[Rows from a figure dataset]
= = = = = = =

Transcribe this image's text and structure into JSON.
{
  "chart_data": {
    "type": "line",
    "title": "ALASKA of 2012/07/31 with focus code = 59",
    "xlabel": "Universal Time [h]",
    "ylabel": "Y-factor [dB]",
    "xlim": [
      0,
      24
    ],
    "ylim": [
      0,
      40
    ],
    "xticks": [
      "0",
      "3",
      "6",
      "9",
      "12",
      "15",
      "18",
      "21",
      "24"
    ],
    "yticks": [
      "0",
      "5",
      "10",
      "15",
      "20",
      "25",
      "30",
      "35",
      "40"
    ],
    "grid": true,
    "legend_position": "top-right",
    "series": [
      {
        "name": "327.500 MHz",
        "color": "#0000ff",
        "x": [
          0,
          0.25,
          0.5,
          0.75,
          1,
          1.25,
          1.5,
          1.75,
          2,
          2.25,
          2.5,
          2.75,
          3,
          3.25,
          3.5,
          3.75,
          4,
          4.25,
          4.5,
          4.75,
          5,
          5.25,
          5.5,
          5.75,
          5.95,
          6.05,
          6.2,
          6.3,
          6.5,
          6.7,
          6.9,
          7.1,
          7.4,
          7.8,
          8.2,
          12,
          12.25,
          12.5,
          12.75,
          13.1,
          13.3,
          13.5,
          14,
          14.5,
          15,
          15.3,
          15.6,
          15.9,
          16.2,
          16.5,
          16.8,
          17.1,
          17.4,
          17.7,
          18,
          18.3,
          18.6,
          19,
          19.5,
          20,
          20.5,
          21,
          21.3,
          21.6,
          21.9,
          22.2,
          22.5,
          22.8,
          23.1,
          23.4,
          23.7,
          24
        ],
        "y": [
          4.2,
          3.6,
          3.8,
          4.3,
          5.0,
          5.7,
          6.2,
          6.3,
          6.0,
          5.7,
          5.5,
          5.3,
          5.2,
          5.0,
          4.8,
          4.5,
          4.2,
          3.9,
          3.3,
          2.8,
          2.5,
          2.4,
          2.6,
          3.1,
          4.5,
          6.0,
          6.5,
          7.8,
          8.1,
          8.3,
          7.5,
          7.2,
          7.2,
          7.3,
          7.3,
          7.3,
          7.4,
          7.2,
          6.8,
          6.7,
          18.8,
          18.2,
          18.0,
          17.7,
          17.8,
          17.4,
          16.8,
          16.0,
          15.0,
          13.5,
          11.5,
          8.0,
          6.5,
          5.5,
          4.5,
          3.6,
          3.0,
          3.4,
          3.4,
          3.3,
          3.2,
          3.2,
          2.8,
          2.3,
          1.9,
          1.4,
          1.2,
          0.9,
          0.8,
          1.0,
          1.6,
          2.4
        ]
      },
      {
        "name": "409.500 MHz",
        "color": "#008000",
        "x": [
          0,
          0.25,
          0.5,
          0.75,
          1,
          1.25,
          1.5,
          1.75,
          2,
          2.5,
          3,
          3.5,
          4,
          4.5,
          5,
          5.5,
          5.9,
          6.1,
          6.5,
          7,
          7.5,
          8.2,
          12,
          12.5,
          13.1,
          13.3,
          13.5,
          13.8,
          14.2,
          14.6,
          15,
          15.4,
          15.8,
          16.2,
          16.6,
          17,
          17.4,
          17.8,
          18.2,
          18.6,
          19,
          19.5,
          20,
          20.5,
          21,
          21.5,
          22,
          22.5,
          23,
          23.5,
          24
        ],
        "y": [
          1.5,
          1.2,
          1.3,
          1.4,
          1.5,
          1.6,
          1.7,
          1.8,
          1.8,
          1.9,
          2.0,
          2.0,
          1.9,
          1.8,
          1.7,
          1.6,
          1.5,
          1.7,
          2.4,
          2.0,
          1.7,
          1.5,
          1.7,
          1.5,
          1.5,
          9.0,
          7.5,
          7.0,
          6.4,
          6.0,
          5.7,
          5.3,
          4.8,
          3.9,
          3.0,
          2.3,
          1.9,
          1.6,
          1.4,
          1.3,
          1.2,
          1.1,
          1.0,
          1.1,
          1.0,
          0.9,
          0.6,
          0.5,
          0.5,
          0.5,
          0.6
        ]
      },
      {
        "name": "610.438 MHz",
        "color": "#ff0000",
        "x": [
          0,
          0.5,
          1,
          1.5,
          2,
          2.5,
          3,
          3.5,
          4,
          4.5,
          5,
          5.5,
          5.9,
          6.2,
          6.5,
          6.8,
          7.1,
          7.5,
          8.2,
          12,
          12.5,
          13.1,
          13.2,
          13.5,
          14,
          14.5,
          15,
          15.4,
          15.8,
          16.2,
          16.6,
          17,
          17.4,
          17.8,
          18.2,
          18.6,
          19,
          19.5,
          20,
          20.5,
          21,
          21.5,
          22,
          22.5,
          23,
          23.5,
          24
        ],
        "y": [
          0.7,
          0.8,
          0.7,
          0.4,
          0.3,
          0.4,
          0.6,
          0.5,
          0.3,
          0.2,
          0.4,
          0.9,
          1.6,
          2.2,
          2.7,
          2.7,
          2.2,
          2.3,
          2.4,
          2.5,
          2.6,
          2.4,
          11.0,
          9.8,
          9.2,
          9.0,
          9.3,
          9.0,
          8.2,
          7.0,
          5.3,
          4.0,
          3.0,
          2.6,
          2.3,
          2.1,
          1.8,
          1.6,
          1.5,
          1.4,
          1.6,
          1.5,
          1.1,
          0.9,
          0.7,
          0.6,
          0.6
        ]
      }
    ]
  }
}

= = = = = = =

WHAT YOU WILL DO: Collect each line of the entries that has the word "name", copying it in full.

RESPONSE TO THE EXERCISE:
        "name": "327.500 MHz",
        "name": "409.500 MHz",
        "name": "610.438 MHz",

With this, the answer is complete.